------ Document segment

Most of us have probably been in the situation of hearing some young or not so young student of politics, trying to tie together what they understand of politics in the following formula:
“being more left-wing means wanting the state to intervene more in society”
Conversely, being more right-wing means wanting a ‘small state’, and a society of people left to themselves.
Now, this formula is wrong, for various reasons which I’ll assume my readers are already aware of, but I think there’s an important element of truth to it. There is a systematic connection between the state and a certain sort of ‘left’.
In yesterday’s post I called this the ‘pseudoleft’, and described it as an attempt to compensate for the impotence that comes from the divide between the various holders of radical views and opinions, and the social forces capable of making them a reality, most obviously socialists and proletarians, between the do-gooders and well-wishers dreaming of a classless, co-operative society, and the classes of non-owners with the economic position that allows them to re-arrange society from the bottom up.
Now, we might suppose then that this would produce a lot of people who can see what’s wrong, who can see the problems and the unhappiness in class society, but who don’t know what to do about it. They may be confident of its eventual self-defeat in a century or so, but not patient or callous enough to just sit and wait. So what they’d really like would be an easy way to ‘paper over’ the cracks, to take problems as they appear and either solve them or conceal them or a mixture of both.

------------
------ Extracted data

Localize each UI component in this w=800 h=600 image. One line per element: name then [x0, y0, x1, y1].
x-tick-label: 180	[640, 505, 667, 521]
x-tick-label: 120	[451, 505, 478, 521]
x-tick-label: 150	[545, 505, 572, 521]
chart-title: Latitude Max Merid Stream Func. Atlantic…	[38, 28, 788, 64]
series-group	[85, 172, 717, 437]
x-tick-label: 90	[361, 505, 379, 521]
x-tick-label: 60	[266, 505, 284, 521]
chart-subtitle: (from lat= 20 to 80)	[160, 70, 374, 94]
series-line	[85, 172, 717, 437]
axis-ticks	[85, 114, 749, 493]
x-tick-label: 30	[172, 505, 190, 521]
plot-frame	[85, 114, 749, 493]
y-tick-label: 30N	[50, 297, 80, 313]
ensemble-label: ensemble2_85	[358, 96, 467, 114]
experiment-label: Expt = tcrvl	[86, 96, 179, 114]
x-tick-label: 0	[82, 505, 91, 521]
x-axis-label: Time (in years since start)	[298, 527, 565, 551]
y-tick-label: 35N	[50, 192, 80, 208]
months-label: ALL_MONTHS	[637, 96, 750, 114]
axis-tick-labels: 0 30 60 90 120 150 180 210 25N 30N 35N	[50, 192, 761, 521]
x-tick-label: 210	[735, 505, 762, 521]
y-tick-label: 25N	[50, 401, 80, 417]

------------

* [Apply what you read]:
1. In the passage on the pseudoleft, what name did the writer give in yesterday's post to the sort of "left" that has a systematic connection to the state?
2. Please extend the passage on the pseudoleft with a few more paragraphs, starting after its final sentence about papering over the cracks.
The lines are separate material and have no connection to the passage on the pseudoleft.

* [Answers to the problems]:
1. The writer called it the "pseudoleft."

2.
And guess what! That’s just what states do! That’s what ‘politics’ is: the place where conflicts appear and get resolved. And the state justifies itself, and makes itself functional, by being the mechanism that can enforce such ‘solutions’. If religion is ‘the heart of a heartless world’, the state is ‘the unity of a divided society’.
The result is that under normal (i.e. non-revolutionary conditions), people who notice that society is grossly unfair and a lot of people are being made very unhappy, naturally gravitate around the state. They write letters, they present petitions, they announce initiatives. They struggle and then eventually a politician of their camp gets into the position to deliver a rousing speech about how they will mend the world and help all the poor needy X’s, and they feel themselves to have scored a great victory. Unfortunately (or fortunately), the problems never seem to dry up.